● **TEXTE FOURNI**
Le baccalauréat marocain entre dans une nouvelle phase de surveillance. Après plusieurs années marquées par la multiplication des méthodes de triche via les outils numériques, le ministère de l’Éducation nationale, du Préscolaire et des Sports a décidé de généraliser un système électronique de détection dans l’ensemble des centres d’examen du Royaume à partir de la session 2026.
À travers cette mesure, le département dirigé par Mohammed Saad Berrada veut renforcer la crédibilité des examens nationaux et limiter le recours aux équipements technologiques utilisés pour contourner les règles des épreuves.
Dans une récente note technique, le ministère précise que ce dispositif viendra appuyer les opérations de contrôle durant les examens du baccalauréat. L’objectif affiché est clair : adapter les mécanismes de surveillance à l’évolution des pratiques de fraude, devenues plus sophistiquées avec l’essor des nouvelles technologies.
Une généralisation après une phase test
Le système n’arrive pas sans préparation. Une première phase d’expérimentation a déjà été menée lors de la session 2025 dans plusieurs centres pilotes. Les résultats obtenus ont poussé les autorités éducatives à accélérer la généralisation du dispositif à l’échelle nationale.

● **Données d'analyse de la mise en page**
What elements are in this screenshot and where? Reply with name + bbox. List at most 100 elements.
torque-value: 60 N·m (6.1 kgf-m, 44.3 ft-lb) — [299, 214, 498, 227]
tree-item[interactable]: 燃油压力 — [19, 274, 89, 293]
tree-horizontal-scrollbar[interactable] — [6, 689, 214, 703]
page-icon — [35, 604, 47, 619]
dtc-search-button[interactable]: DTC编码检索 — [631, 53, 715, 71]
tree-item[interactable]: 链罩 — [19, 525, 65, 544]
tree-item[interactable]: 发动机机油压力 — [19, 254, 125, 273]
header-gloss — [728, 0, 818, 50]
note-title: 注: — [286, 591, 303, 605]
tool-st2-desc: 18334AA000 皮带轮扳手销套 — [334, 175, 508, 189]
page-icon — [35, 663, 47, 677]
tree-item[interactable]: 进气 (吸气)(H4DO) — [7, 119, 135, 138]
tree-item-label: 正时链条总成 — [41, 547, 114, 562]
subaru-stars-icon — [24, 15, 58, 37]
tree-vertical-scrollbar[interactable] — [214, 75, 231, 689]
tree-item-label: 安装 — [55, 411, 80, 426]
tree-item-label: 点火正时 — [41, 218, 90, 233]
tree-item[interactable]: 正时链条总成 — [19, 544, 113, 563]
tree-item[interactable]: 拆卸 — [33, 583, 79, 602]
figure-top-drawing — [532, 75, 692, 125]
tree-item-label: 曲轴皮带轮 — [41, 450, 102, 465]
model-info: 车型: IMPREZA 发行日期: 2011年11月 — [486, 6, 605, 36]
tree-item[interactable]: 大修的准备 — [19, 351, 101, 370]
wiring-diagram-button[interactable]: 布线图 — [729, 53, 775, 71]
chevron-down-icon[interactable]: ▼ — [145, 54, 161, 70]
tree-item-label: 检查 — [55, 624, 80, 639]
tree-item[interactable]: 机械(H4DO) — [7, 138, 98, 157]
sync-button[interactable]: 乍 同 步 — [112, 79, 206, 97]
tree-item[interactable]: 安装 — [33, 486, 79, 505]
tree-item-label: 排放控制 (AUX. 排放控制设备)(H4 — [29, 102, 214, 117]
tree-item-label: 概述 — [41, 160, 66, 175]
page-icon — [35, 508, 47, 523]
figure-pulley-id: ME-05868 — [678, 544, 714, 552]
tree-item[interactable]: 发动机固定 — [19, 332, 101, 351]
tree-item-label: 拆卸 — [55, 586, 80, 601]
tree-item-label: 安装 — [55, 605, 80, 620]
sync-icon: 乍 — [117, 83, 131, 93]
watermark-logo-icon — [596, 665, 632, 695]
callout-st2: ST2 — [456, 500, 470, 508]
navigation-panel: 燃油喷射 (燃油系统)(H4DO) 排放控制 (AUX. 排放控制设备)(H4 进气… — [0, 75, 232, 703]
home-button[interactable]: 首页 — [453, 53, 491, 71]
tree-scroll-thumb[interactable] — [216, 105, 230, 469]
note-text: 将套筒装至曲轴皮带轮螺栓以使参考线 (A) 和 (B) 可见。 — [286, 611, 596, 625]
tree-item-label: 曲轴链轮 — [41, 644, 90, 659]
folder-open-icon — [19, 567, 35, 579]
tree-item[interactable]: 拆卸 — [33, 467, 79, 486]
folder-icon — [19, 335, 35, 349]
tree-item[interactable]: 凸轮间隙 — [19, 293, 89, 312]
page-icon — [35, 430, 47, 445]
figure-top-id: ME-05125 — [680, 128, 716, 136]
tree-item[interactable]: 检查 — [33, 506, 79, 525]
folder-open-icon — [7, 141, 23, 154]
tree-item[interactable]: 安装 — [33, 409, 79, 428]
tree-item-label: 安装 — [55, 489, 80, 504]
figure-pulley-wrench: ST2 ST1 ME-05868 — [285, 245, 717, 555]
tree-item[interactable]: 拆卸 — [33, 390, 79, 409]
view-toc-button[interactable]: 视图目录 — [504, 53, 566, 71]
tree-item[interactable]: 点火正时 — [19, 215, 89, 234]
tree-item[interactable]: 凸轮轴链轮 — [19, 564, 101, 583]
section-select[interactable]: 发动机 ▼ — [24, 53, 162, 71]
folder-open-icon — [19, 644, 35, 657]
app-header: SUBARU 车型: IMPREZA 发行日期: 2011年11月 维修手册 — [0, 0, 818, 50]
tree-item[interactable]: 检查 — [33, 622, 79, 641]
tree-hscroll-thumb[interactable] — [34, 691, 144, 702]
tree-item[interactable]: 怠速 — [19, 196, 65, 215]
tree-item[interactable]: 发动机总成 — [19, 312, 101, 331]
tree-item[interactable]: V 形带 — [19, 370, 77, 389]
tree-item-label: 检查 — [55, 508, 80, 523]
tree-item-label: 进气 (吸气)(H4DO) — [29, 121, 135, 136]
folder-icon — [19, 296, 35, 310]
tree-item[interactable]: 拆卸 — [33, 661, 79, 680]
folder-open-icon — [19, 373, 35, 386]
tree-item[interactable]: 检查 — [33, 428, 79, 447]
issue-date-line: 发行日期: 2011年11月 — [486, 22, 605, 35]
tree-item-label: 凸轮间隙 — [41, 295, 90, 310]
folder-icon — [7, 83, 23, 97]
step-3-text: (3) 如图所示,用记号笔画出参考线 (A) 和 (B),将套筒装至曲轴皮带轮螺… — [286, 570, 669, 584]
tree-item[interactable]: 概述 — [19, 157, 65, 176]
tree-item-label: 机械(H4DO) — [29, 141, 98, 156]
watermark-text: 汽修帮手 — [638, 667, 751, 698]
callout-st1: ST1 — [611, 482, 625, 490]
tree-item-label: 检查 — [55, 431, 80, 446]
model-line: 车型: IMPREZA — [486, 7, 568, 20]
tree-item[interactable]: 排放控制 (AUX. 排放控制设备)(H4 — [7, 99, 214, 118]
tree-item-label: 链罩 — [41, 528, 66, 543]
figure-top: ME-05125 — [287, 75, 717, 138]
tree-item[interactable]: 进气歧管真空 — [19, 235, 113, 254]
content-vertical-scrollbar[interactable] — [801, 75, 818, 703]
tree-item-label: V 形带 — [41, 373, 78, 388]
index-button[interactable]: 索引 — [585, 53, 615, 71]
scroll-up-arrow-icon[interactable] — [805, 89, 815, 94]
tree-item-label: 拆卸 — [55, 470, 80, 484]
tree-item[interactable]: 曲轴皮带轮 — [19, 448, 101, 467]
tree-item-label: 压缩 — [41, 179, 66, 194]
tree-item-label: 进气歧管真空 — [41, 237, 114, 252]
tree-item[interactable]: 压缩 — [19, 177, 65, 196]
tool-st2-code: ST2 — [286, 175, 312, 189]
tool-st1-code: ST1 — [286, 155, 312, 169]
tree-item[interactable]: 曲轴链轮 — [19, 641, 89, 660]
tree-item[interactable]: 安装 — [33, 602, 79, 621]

● **EXERCICES À FAIRE**
• A. Traduisez en anglais cette phrase du texte sur la surveillance du baccalauréat marocain : « Une première phase d’expérimentation a déjà été menée lors de la session 2025 dans plusieurs centres pilotes. »
• B. Prolongez le texte sur la détection de la triche au baccalauréat marocain à partir de sa dernière phrase.
Ces données n'ont aucun rapport avec le texte.

● **VOS RÉPONSES ÉCRITES**
• A. A first trial phase was already carried out during the 2025 session in several pilot centers.

• B.
Pour cette nouvelle étape, chaque centre d’examen sera équipé d’un appareil électronique de détection destiné à identifier les équipements de communication ou les dispositifs utilisés frauduleusement par certains candidats.
Le ministère prévoit également un accompagnement technique complet. L’entreprise chargée du marché devra assurer la livraison du matériel aux académies régionales, garantir la maintenance des équipements et intervenir en cas de dysfonctionnement avant et pendant les examens.
Les académies régionales seront ensuite responsables du stockage et de la sécurisation du matériel, selon un protocole fixé par l’administration centrale.
Des équipes mobilisées dans chaque centre
Au-delà du volet technologique, le ministère mise aussi sur un encadrement humain renforcé. Des coordinateurs régionaux et provinciaux seront chargés du suivi administratif et technique du dispositif sur le terrain.
Dans chaque centre d’examen, une cellule locale composée de deux agents supervisera les opérations de contrôle à travers une application mobile spécialement dédiée au système.
Des sessions de formation seront organisées durant le mois de mai 2026 afin d’harmoniser les procédures et d’assurer une utilisation efficace des nouveaux outils par les équipes concernées.
Parallèlement, une campagne nationale de sensibilisation sera déployée auprès des candidats, des surveillants et des responsables des centres. Le ministère entend expliquer le fonctionnement du dispositif et rappeler les sanctions liées à la fraude.
Cette réforme intervient alors qu’environ 520.000 candidats devraient passer les épreuves du baccalauréat en 2026. Un chiffre qui confirme l’ampleur logistique de l’opération et les défis liés à la sécurisation des examens à l’échelle nationale.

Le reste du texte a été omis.